Lines containing the word "record" are to be located and copied.

::: Data shown

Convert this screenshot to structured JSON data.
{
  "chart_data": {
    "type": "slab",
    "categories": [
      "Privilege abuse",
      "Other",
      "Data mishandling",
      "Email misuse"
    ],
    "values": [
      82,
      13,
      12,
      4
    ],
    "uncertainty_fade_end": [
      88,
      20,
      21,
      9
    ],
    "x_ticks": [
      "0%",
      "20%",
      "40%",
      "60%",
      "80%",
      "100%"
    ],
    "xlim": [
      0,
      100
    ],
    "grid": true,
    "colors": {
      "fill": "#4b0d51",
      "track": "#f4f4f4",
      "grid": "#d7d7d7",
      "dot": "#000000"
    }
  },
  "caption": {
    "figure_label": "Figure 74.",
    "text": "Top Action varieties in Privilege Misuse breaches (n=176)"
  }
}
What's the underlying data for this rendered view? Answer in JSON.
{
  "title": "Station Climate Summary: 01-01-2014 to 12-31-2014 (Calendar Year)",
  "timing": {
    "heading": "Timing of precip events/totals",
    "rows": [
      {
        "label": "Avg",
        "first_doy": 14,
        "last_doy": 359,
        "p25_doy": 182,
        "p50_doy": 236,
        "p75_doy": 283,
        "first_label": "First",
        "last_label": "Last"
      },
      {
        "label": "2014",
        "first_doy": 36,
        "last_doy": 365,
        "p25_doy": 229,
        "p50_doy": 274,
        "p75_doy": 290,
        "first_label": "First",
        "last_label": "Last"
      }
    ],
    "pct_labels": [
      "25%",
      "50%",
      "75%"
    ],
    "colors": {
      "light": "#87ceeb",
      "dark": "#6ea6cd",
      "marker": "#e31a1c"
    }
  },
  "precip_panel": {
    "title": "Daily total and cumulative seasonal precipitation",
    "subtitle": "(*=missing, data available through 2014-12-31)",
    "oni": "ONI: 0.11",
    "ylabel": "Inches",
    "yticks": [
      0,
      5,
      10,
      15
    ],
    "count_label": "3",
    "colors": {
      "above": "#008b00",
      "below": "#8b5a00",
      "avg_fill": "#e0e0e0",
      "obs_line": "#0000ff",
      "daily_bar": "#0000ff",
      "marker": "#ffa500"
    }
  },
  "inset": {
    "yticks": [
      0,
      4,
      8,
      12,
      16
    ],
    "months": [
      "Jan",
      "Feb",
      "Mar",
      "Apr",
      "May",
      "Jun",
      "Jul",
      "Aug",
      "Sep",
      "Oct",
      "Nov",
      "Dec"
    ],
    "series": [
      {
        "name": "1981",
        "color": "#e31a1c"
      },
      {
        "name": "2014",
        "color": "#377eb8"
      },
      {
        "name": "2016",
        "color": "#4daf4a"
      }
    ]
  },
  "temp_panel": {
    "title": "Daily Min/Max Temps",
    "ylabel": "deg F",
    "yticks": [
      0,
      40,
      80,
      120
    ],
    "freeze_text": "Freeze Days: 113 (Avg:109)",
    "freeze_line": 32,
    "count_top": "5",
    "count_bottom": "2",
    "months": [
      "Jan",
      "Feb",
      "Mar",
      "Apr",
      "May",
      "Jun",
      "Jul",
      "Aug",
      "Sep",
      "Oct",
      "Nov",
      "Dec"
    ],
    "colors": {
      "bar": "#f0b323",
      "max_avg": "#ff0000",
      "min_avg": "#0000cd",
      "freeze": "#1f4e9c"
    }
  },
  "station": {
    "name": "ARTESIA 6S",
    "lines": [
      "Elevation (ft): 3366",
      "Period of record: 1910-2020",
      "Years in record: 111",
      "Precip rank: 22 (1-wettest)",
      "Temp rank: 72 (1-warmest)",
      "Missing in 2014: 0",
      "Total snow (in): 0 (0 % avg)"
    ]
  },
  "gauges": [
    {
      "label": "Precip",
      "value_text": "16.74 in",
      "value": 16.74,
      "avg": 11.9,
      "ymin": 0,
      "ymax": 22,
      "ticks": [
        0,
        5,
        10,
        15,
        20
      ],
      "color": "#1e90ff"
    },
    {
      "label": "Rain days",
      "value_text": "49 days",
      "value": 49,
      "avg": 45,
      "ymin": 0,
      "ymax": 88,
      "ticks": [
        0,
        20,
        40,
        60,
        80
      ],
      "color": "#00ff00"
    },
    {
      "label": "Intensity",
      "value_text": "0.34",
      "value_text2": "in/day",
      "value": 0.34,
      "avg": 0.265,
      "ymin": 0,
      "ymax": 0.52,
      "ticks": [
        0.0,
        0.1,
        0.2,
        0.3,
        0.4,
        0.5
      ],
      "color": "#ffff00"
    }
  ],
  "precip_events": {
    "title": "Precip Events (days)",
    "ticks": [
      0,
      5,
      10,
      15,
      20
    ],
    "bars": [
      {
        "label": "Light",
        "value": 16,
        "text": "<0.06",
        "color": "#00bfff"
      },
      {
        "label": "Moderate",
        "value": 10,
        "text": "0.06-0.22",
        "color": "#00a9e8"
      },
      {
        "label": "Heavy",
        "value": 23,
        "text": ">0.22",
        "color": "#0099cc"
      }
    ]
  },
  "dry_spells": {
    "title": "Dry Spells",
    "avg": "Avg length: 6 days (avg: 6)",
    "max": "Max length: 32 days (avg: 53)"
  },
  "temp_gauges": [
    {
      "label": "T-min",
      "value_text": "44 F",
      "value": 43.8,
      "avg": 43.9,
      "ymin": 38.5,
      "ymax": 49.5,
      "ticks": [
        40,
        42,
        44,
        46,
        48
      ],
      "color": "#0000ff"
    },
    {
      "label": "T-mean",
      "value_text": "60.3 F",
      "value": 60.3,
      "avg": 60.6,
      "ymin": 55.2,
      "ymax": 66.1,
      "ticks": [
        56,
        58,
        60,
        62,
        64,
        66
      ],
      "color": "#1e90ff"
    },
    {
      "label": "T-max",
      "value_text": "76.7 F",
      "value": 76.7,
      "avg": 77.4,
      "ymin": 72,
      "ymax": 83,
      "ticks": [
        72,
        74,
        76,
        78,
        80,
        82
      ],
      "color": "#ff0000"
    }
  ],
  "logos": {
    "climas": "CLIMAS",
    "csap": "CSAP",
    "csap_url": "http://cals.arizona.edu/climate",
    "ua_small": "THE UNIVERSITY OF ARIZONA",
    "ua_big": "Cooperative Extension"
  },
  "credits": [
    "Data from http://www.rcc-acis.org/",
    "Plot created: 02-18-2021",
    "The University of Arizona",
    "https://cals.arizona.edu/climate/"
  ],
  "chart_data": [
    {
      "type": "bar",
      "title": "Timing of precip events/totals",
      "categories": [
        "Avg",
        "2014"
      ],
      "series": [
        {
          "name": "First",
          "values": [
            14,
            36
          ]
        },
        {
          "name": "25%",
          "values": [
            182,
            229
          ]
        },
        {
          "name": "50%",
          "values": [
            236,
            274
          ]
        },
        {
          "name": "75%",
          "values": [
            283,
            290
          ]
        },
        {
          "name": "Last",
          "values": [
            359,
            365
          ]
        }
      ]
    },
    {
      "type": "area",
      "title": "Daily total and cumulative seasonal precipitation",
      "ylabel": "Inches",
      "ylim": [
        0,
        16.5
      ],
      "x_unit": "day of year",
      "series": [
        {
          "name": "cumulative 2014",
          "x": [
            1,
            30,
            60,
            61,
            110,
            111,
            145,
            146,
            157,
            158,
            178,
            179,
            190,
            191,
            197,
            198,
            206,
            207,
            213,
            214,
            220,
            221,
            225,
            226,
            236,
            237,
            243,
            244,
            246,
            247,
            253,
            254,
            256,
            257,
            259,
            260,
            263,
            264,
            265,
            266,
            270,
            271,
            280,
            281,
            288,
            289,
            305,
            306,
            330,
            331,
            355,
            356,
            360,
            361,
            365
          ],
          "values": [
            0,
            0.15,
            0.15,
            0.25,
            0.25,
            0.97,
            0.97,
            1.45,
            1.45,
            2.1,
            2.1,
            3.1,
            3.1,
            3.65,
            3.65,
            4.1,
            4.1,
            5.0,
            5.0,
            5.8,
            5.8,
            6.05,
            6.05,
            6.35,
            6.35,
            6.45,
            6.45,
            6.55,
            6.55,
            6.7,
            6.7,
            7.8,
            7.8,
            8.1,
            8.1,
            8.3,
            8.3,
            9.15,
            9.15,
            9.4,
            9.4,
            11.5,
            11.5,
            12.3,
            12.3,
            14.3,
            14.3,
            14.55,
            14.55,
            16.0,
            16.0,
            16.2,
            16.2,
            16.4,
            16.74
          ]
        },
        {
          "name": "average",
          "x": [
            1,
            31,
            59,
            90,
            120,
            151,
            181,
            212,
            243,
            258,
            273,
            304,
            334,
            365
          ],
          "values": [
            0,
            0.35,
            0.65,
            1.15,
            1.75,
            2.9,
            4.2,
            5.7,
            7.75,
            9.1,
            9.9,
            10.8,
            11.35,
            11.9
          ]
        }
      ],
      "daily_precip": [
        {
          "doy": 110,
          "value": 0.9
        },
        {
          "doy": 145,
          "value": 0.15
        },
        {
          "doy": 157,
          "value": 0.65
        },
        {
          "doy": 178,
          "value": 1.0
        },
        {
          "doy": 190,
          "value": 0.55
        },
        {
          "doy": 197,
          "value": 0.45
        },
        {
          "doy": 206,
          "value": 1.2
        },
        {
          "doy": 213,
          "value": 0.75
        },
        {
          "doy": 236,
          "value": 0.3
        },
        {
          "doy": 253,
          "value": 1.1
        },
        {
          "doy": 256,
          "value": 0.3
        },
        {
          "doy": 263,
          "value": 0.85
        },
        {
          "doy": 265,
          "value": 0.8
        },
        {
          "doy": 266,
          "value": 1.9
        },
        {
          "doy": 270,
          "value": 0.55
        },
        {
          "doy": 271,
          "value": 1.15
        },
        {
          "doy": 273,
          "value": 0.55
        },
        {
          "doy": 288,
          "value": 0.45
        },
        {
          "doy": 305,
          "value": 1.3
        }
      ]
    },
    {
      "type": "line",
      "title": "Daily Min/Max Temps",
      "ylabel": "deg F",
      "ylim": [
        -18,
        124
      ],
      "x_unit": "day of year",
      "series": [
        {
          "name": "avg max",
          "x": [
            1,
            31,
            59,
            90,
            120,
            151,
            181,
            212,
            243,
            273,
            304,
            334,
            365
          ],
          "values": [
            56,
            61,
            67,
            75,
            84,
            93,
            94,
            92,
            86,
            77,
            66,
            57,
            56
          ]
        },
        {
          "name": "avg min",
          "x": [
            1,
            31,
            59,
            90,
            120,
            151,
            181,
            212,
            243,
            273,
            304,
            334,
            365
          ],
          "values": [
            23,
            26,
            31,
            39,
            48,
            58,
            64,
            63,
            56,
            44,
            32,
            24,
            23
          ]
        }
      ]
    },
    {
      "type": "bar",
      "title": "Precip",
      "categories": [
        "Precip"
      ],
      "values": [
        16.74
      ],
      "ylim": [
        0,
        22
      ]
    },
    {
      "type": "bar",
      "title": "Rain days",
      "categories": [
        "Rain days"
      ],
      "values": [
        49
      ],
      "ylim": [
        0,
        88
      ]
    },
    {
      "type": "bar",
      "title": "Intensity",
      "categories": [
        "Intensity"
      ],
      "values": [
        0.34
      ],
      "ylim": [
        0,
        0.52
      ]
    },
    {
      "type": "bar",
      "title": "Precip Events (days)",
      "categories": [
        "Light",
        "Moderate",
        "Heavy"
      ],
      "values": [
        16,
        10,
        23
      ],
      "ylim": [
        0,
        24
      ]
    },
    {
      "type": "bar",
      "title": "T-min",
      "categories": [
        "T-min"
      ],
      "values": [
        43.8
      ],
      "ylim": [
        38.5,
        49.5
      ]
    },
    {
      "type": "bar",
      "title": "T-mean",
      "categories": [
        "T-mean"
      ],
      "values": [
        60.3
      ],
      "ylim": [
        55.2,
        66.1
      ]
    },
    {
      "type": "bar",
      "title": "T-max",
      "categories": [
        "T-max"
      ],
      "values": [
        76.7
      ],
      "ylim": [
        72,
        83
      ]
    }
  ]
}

::::::

Result:
      "Period of record: 1910-2020",
      "Years in record: 111",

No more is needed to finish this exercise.